> _Work required_
Retype each line exactly. Skip images.

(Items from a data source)

_ _ _ _

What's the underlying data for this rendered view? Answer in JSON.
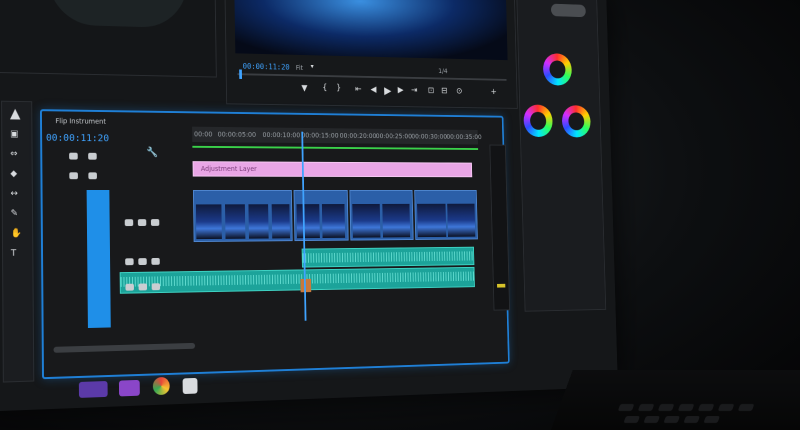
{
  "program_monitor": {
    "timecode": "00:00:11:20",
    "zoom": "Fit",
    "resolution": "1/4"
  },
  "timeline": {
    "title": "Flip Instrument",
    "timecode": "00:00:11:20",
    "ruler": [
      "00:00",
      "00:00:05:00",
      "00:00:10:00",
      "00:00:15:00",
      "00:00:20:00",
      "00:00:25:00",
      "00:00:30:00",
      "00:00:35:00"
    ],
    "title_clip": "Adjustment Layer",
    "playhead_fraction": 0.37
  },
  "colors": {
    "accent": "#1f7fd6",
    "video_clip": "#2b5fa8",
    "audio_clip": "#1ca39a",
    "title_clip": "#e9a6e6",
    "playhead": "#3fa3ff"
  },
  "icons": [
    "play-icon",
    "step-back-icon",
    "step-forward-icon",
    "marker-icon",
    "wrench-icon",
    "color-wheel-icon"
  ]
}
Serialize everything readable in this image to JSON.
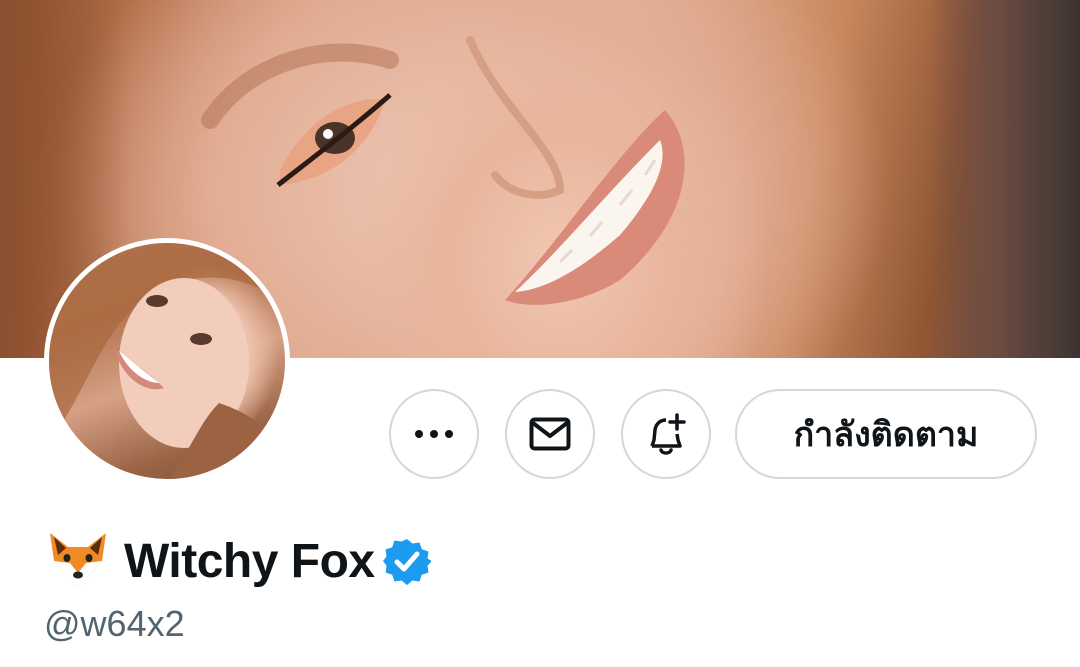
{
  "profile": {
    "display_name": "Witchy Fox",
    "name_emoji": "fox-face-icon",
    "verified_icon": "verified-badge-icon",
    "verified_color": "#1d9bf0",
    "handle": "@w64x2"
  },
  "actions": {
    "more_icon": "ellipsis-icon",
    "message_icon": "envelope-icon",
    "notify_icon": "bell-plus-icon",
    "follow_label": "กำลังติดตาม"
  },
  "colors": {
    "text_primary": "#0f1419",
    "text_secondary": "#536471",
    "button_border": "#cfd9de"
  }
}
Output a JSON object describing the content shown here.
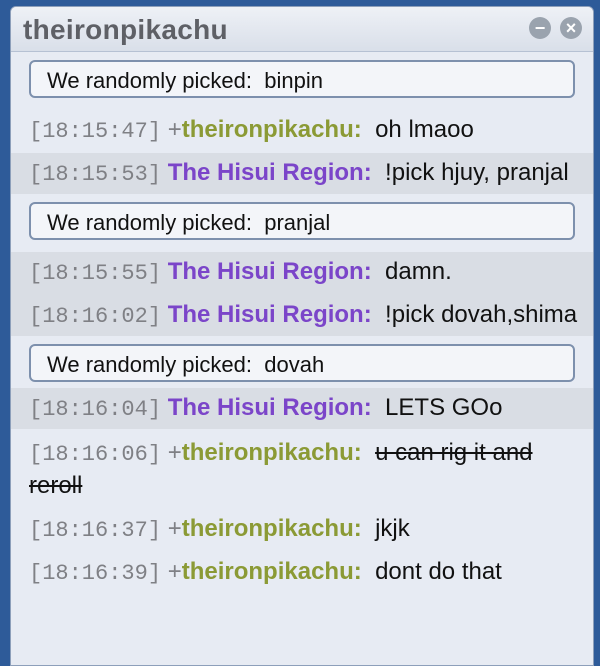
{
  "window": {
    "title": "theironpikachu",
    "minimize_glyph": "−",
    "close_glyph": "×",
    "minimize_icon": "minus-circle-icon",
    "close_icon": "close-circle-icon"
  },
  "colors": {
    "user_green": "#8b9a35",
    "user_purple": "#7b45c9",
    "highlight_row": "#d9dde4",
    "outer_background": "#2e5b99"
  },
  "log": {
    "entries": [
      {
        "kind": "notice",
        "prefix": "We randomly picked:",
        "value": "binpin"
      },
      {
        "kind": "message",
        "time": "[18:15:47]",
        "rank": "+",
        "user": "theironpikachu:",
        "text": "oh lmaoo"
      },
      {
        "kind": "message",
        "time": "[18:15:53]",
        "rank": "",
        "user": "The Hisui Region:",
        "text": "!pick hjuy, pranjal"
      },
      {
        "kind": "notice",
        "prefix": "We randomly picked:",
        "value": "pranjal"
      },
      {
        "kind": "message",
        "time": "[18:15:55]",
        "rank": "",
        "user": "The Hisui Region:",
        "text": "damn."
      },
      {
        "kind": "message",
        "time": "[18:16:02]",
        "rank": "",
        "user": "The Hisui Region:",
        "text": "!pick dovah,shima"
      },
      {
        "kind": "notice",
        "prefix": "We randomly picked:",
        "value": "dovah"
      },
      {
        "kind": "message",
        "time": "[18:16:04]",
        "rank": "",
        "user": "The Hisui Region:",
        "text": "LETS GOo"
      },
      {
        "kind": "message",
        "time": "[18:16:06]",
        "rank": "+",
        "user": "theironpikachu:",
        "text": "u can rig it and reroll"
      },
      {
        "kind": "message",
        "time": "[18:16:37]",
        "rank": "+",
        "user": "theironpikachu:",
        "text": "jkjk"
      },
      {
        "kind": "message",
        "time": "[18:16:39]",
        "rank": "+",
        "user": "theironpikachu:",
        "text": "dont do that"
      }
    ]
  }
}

_ _ _ _

> _Worked answer_
What's the underlying data for this rendered view? Answer in JSON.
{
  "program_monitor": {
    "timecode": "00:00:11:20",
    "zoom": "Fit",
    "resolution": "1/4"
  },
  "timeline": {
    "title": "Flip Instrument",
    "timecode": "00:00:11:20",
    "ruler": [
      "00:00",
      "00:00:05:00",
      "00:00:10:00",
      "00:00:15:00",
      "00:00:20:00",
      "00:00:25:00",
      "00:00:30:00",
      "00:00:35:00"
    ],
    "title_clip": "Adjustment Layer",
    "playhead_fraction": 0.37
  },
  "colors": {
    "accent": "#1f7fd6",
    "video_clip": "#2b5fa8",
    "audio_clip": "#1ca39a",
    "title_clip": "#e9a6e6",
    "playhead": "#3fa3ff"
  },
  "icons": [
    "play-icon",
    "step-back-icon",
    "step-forward-icon",
    "marker-icon",
    "wrench-icon",
    "color-wheel-icon"
  ]
}
Serialize everything readable in this image to JSON.
{
  "profile": {
    "display_name": "Witchy Fox",
    "name_emoji": "fox-face-icon",
    "verified_icon": "verified-badge-icon",
    "verified_color": "#1d9bf0",
    "handle": "@w64x2"
  },
  "actions": {
    "more_icon": "ellipsis-icon",
    "message_icon": "envelope-icon",
    "notify_icon": "bell-plus-icon",
    "follow_label": "กำลังติดตาม"
  },
  "colors": {
    "text_primary": "#0f1419",
    "text_secondary": "#536471",
    "button_border": "#cfd9de"
  }
}
Output a JSON object describing the content shown here.
{
  "window": {
    "title": "theironpikachu",
    "minimize_glyph": "−",
    "close_glyph": "×",
    "minimize_icon": "minus-circle-icon",
    "close_icon": "close-circle-icon"
  },
  "colors": {
    "user_green": "#8b9a35",
    "user_purple": "#7b45c9",
    "highlight_row": "#d9dde4",
    "outer_background": "#2e5b99"
  },
  "log": {
    "entries": [
      {
        "kind": "notice",
        "prefix": "We randomly picked:",
        "value": "binpin"
      },
      {
        "kind": "message",
        "time": "[18:15:47]",
        "rank": "+",
        "user": "theironpikachu:",
        "text": "oh lmaoo"
      },
      {
        "kind": "message",
        "time": "[18:15:53]",
        "rank": "",
        "user": "The Hisui Region:",
        "text": "!pick hjuy, pranjal"
      },
      {
        "kind": "notice",
        "prefix": "We randomly picked:",
        "value": "pranjal"
      },
      {
        "kind": "message",
        "time": "[18:15:55]",
        "rank": "",
        "user": "The Hisui Region:",
        "text": "damn."
      },
      {
        "kind": "message",
        "time": "[18:16:02]",
        "rank": "",
        "user": "The Hisui Region:",
        "text": "!pick dovah,shima"
      },
      {
        "kind": "notice",
        "prefix": "We randomly picked:",
        "value": "dovah"
      },
      {
        "kind": "message",
        "time": "[18:16:04]",
        "rank": "",
        "user": "The Hisui Region:",
        "text": "LETS GOo"
      },
      {
        "kind": "message",
        "time": "[18:16:06]",
        "rank": "+",
        "user": "theironpikachu:",
        "text": "u can rig it and reroll"
      },
      {
        "kind": "message",
        "time": "[18:16:37]",
        "rank": "+",
        "user": "theironpikachu:",
        "text": "jkjk"
      },
      {
        "kind": "message",
        "time": "[18:16:39]",
        "rank": "+",
        "user": "theironpikachu:",
        "text": "dont do that"
      }
    ]
  }
}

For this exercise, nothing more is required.